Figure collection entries
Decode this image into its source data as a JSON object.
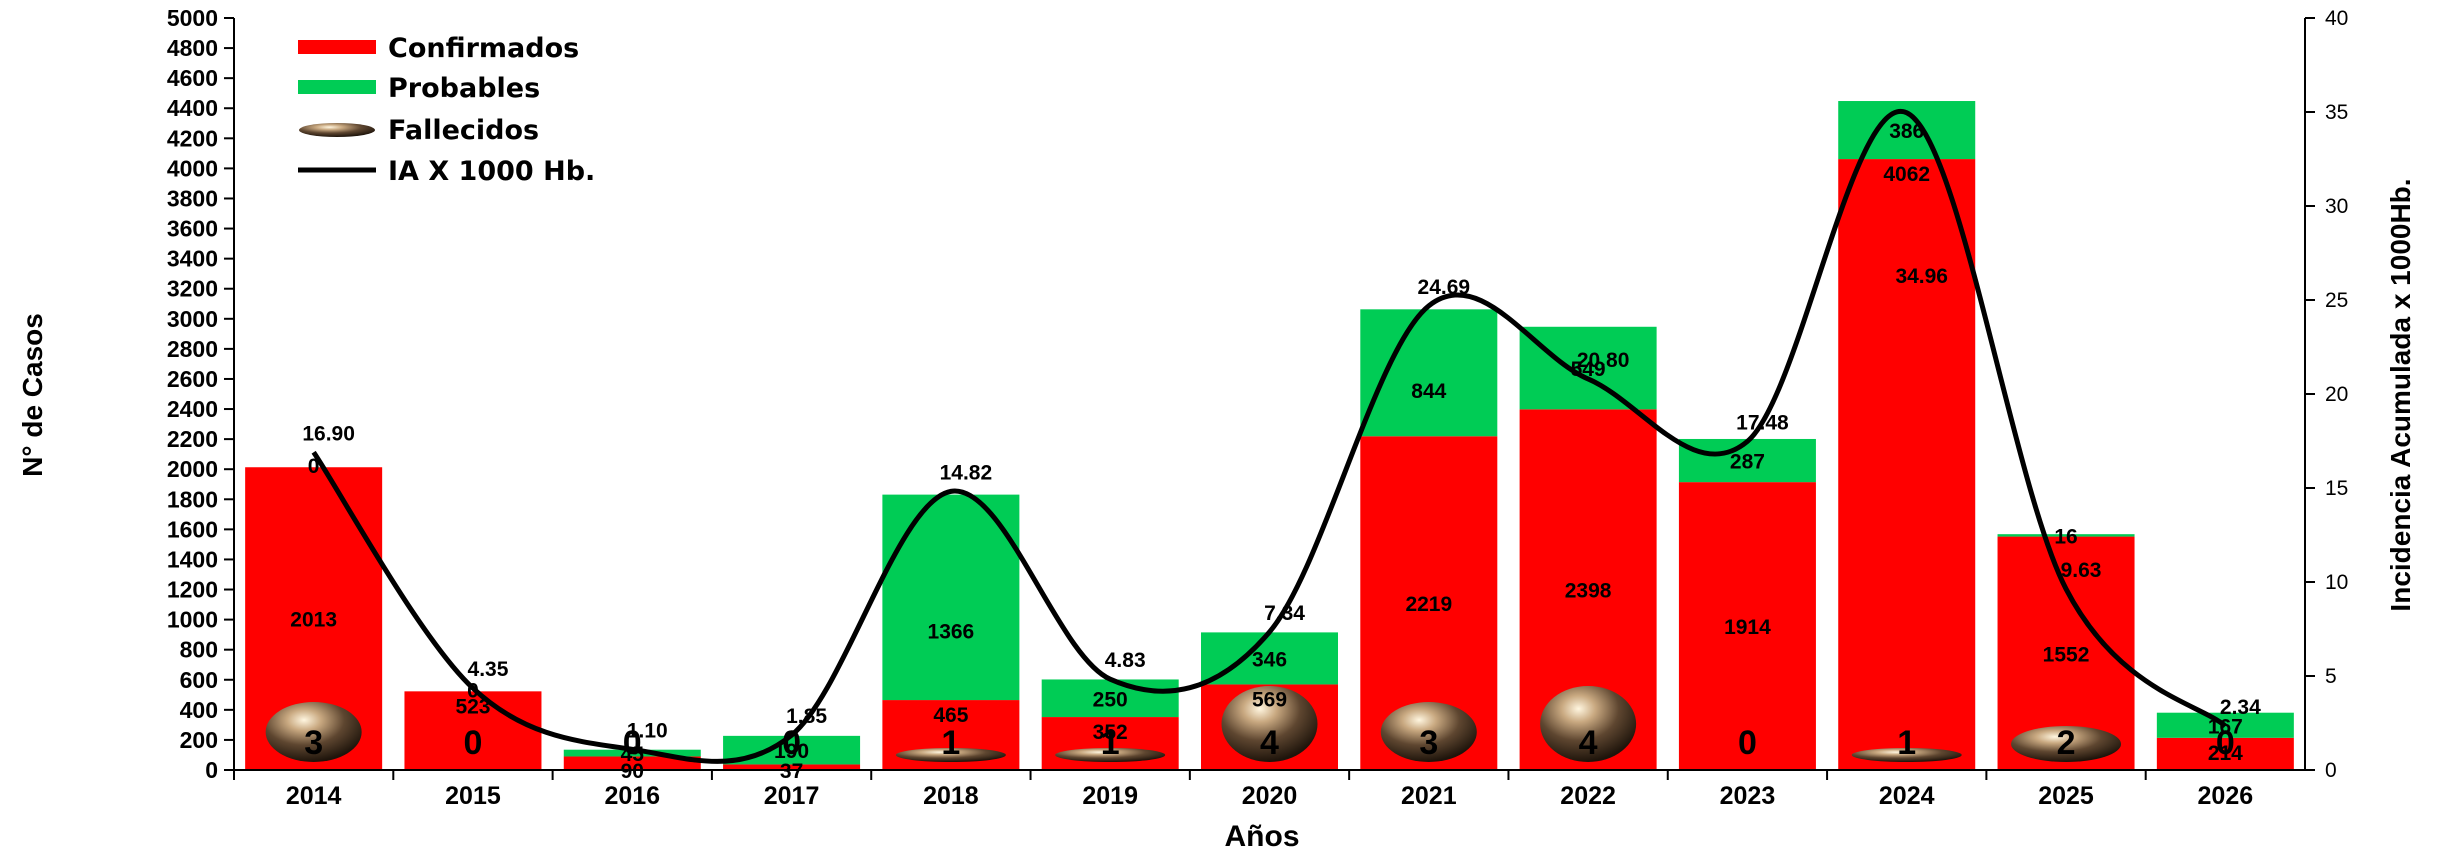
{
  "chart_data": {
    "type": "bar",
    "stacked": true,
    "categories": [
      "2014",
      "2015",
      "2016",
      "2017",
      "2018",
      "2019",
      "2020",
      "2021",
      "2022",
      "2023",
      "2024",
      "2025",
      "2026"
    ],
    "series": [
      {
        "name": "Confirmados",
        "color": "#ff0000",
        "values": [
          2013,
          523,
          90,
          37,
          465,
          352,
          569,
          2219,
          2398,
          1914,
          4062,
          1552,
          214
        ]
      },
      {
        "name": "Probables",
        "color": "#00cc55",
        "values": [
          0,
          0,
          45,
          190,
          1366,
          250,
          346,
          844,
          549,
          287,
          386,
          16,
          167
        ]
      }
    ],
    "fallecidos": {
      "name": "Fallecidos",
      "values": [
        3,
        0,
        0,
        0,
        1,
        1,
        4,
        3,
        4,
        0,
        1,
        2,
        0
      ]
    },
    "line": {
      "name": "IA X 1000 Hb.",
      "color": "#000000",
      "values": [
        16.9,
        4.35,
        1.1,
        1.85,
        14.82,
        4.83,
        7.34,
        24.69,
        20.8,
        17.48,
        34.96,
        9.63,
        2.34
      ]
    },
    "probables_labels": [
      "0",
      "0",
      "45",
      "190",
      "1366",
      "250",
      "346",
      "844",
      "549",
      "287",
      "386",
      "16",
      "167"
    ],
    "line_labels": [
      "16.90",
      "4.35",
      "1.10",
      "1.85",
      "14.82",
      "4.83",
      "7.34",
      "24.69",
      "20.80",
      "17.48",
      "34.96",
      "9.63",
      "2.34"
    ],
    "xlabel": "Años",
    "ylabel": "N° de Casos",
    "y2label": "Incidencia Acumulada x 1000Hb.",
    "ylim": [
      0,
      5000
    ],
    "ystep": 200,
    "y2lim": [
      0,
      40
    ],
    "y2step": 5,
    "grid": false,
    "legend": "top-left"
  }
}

* * *

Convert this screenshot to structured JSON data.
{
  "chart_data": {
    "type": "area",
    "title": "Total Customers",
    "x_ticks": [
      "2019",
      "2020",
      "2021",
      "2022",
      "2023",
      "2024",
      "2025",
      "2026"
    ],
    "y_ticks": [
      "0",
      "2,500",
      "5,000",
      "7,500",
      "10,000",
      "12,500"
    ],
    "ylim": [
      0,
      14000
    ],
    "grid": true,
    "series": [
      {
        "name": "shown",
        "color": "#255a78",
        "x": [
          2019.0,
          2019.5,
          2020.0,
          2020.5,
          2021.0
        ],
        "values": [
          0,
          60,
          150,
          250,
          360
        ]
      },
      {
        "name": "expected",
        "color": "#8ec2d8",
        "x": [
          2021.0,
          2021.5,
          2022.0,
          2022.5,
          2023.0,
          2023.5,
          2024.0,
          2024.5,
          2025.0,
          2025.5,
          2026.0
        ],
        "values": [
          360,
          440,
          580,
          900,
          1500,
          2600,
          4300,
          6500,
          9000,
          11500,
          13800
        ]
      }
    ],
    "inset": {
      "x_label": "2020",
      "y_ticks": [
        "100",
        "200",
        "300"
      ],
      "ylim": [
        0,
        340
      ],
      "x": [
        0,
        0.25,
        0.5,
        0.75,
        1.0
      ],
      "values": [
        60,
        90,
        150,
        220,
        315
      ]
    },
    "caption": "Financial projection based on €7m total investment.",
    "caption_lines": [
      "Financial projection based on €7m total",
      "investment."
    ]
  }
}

...

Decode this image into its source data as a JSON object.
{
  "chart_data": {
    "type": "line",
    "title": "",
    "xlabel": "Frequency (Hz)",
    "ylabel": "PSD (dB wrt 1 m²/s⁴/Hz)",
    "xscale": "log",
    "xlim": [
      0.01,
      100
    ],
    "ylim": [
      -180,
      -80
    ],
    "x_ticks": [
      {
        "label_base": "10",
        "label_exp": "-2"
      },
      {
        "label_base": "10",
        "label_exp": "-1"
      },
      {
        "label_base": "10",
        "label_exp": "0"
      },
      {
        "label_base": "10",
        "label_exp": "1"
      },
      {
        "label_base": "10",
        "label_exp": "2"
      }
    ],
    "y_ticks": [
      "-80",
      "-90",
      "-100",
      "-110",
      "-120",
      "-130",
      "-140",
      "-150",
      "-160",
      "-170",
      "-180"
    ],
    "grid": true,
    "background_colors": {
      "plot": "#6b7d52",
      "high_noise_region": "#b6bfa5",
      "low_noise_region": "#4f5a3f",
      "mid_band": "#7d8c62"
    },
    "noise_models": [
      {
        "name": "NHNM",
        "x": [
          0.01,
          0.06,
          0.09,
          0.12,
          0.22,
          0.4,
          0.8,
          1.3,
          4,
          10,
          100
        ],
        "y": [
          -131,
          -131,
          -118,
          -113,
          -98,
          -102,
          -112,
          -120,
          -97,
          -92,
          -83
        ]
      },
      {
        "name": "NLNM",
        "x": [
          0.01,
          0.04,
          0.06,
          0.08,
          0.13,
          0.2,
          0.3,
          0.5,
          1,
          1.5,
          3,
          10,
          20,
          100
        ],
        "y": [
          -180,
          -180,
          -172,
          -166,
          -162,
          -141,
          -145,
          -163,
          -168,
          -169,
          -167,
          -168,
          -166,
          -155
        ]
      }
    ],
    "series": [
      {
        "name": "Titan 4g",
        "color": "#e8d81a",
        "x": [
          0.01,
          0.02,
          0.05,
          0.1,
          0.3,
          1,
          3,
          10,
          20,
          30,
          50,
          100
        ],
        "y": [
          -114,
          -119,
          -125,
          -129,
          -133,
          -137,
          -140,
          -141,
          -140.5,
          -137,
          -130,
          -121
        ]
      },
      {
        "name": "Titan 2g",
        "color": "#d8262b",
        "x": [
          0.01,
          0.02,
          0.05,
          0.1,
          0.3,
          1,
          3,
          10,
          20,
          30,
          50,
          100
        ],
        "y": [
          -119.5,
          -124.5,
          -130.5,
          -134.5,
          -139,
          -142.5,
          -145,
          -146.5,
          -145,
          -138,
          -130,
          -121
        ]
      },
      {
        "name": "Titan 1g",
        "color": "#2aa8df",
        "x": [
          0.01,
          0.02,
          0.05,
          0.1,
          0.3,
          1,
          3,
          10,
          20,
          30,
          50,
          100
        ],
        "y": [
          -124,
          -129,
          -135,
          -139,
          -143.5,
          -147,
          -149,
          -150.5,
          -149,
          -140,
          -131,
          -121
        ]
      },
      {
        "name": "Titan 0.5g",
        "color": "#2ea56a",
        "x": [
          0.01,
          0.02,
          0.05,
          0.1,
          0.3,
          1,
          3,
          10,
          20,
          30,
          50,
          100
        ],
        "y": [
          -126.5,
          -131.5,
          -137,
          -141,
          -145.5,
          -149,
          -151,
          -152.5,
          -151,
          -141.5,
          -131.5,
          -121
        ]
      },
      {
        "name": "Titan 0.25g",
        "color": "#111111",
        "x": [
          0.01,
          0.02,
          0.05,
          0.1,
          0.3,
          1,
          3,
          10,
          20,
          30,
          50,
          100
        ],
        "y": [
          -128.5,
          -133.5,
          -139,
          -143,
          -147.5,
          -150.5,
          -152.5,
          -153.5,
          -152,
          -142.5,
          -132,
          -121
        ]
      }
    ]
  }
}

▸ DESCRIPTION OF THE TASK:
Check every line for "investment" and show the ones that have it.

▸ EXERCISE SOLUTION:
    "caption": "Financial projection based on €7m total investment.",
      "investment."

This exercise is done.